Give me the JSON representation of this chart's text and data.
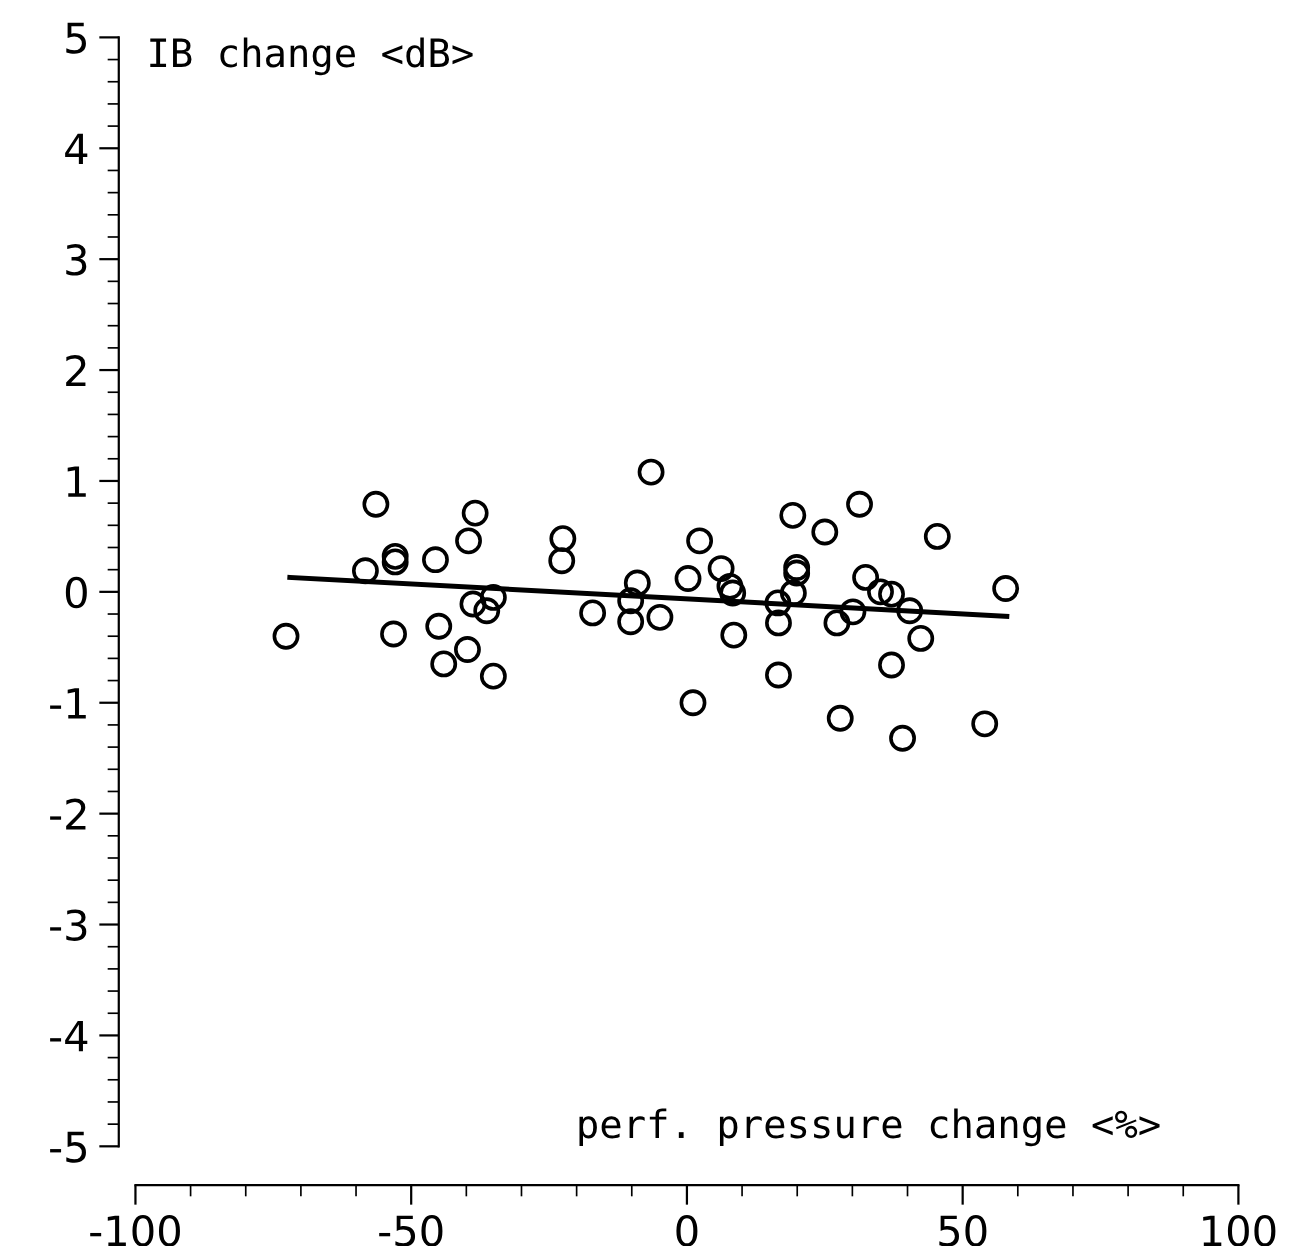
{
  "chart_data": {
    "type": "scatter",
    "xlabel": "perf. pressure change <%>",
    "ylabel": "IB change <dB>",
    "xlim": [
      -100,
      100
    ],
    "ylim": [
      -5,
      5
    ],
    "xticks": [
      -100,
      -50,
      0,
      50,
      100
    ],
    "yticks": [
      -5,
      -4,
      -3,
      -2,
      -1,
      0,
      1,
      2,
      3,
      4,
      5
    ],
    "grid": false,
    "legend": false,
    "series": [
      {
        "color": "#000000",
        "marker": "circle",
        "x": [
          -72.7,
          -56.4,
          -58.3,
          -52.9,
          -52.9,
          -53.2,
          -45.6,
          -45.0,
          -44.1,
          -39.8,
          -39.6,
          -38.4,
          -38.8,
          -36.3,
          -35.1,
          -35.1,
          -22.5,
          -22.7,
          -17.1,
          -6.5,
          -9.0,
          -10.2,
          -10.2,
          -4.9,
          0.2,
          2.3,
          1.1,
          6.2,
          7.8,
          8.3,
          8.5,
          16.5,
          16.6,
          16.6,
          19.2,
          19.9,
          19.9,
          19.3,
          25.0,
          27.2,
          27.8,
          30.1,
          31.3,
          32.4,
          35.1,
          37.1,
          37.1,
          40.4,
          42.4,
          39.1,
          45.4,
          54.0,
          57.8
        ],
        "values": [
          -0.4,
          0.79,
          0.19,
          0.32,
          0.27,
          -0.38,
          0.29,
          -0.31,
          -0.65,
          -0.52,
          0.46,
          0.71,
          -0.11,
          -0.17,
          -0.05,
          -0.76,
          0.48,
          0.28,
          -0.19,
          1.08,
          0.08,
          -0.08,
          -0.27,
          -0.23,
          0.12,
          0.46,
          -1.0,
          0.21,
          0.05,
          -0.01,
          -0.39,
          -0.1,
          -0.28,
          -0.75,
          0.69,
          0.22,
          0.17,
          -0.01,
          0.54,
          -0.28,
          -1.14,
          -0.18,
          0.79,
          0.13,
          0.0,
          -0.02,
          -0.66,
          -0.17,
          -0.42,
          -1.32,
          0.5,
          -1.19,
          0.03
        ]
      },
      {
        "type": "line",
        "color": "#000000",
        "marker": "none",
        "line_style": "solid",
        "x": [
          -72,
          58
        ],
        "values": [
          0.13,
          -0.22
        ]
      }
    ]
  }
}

---

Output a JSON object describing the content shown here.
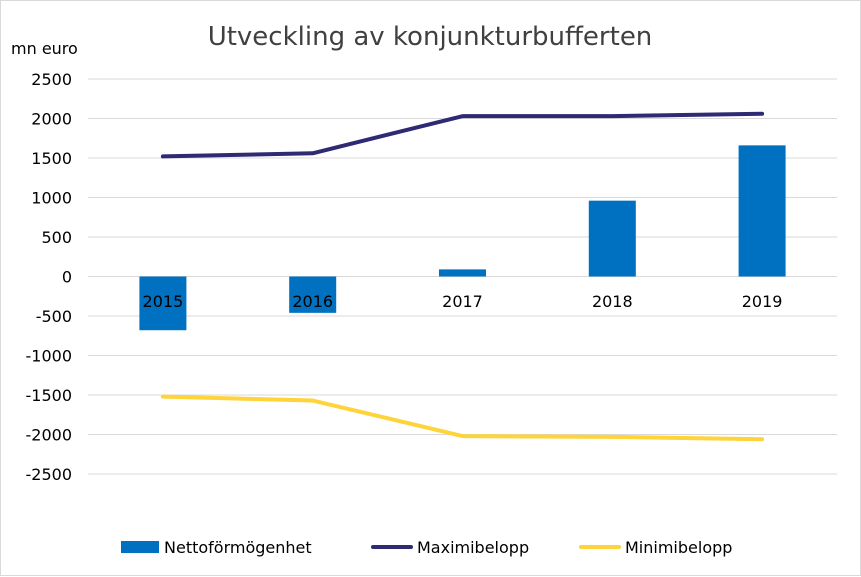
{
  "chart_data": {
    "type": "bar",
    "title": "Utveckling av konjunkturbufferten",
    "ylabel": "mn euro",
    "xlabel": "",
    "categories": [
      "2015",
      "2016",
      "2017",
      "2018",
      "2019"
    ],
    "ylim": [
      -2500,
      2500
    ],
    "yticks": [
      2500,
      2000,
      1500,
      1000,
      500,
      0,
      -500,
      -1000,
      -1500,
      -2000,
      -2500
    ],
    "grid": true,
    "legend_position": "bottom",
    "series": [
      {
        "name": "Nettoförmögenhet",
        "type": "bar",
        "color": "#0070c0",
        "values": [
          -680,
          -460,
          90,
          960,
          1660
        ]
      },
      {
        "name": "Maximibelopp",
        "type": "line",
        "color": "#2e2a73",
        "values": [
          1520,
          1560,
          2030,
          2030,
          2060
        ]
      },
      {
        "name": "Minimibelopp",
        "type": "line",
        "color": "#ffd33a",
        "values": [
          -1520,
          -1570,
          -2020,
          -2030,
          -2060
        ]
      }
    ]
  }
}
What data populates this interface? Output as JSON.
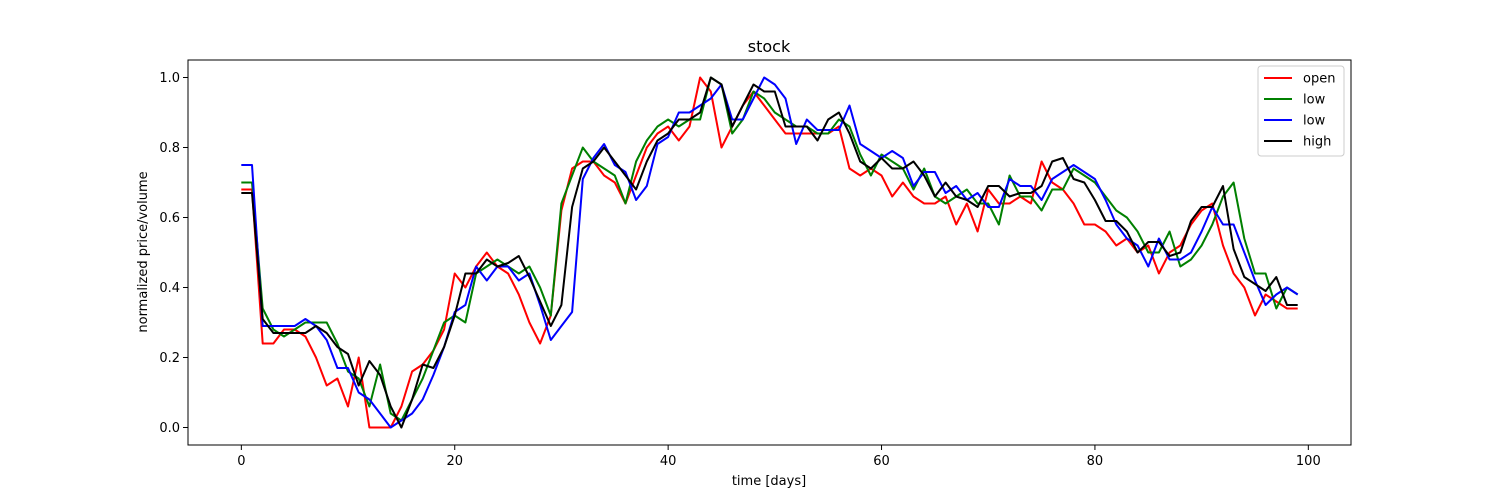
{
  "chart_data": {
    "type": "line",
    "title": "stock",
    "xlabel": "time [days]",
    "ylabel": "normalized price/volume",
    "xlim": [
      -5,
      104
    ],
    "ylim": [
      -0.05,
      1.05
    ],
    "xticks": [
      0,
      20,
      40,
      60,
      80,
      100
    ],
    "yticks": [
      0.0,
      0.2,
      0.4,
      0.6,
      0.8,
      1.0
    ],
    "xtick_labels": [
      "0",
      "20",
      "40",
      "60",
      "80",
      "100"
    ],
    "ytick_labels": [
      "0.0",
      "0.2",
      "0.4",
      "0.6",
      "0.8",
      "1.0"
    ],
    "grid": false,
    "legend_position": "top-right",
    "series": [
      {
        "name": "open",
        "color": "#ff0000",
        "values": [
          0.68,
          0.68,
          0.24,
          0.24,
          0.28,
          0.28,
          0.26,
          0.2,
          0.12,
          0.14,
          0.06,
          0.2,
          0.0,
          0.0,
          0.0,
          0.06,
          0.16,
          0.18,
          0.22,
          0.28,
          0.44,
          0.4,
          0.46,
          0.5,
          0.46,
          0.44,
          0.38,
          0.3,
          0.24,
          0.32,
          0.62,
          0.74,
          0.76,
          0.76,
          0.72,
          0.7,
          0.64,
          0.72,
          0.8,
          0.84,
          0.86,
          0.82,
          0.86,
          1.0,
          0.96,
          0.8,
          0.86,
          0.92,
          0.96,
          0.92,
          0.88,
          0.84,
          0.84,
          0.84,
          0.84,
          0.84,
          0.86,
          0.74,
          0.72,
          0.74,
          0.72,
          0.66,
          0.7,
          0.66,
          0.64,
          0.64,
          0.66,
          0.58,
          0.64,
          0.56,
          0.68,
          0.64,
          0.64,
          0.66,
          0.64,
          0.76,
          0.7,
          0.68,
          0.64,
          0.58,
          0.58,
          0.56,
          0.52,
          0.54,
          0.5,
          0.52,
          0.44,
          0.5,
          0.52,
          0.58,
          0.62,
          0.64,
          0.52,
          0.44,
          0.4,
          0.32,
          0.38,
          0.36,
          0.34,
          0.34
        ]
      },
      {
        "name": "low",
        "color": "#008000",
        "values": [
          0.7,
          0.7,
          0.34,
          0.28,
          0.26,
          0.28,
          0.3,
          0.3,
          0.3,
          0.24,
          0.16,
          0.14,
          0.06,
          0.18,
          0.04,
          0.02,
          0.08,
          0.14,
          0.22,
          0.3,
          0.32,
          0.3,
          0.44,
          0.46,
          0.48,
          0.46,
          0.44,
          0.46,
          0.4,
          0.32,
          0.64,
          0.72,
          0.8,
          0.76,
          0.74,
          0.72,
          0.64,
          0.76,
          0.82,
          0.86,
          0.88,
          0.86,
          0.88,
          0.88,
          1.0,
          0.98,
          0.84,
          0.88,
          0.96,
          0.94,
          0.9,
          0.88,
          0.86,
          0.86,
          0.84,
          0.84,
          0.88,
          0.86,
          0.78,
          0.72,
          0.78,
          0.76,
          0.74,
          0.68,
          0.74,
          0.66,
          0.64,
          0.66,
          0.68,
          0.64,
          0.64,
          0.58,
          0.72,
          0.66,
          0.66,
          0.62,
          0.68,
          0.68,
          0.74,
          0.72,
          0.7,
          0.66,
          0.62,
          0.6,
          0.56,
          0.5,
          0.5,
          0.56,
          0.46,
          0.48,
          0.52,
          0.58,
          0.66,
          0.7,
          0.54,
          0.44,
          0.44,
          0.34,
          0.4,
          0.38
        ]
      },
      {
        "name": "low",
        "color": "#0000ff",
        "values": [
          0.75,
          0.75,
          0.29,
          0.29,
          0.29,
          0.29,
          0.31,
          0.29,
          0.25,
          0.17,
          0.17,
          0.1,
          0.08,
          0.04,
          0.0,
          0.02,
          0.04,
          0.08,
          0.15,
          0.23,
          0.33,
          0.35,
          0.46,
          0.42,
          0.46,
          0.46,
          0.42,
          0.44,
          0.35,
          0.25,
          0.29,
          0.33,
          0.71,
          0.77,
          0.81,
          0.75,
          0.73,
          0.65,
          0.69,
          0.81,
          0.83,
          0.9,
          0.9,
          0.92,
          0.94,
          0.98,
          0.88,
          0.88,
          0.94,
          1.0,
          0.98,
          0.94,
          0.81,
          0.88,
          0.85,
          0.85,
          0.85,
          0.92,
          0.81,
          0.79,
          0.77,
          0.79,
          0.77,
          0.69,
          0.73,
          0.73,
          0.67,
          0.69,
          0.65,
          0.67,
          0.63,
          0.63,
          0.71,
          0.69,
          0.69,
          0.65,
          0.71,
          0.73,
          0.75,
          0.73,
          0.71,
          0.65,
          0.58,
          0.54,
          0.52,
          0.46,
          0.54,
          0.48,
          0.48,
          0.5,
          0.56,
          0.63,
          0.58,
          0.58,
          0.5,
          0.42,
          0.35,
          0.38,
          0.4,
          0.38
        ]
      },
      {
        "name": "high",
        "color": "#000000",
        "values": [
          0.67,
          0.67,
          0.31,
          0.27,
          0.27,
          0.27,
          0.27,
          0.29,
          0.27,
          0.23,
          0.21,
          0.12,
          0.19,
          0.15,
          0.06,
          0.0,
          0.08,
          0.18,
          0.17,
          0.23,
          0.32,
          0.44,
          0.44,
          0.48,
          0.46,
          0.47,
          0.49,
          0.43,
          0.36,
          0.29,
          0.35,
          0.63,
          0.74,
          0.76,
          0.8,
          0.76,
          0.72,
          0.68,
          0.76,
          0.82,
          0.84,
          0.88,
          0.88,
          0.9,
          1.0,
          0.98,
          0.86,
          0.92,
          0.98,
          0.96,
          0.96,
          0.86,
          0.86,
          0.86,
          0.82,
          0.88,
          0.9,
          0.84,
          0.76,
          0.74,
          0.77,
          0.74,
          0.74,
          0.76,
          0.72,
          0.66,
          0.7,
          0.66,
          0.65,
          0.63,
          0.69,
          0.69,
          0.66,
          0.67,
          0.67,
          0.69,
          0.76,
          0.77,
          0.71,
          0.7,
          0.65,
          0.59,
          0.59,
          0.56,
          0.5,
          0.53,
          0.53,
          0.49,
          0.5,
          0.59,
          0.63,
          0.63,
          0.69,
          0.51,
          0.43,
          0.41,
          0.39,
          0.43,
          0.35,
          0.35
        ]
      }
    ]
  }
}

* WHAT THIS TASK INVOLVES
Collect the lines of the data that carry the word "color".

* TASK OUTPUT
        "color": "#000000",
        "color": "#000000",
        "color": "#0070c0",
        "color": "#2e2a73",
        "color": "#ffd33a",
        "color": "#ff0000",
        "color": "#008000",
        "color": "#0000ff",
        "color": "#000000",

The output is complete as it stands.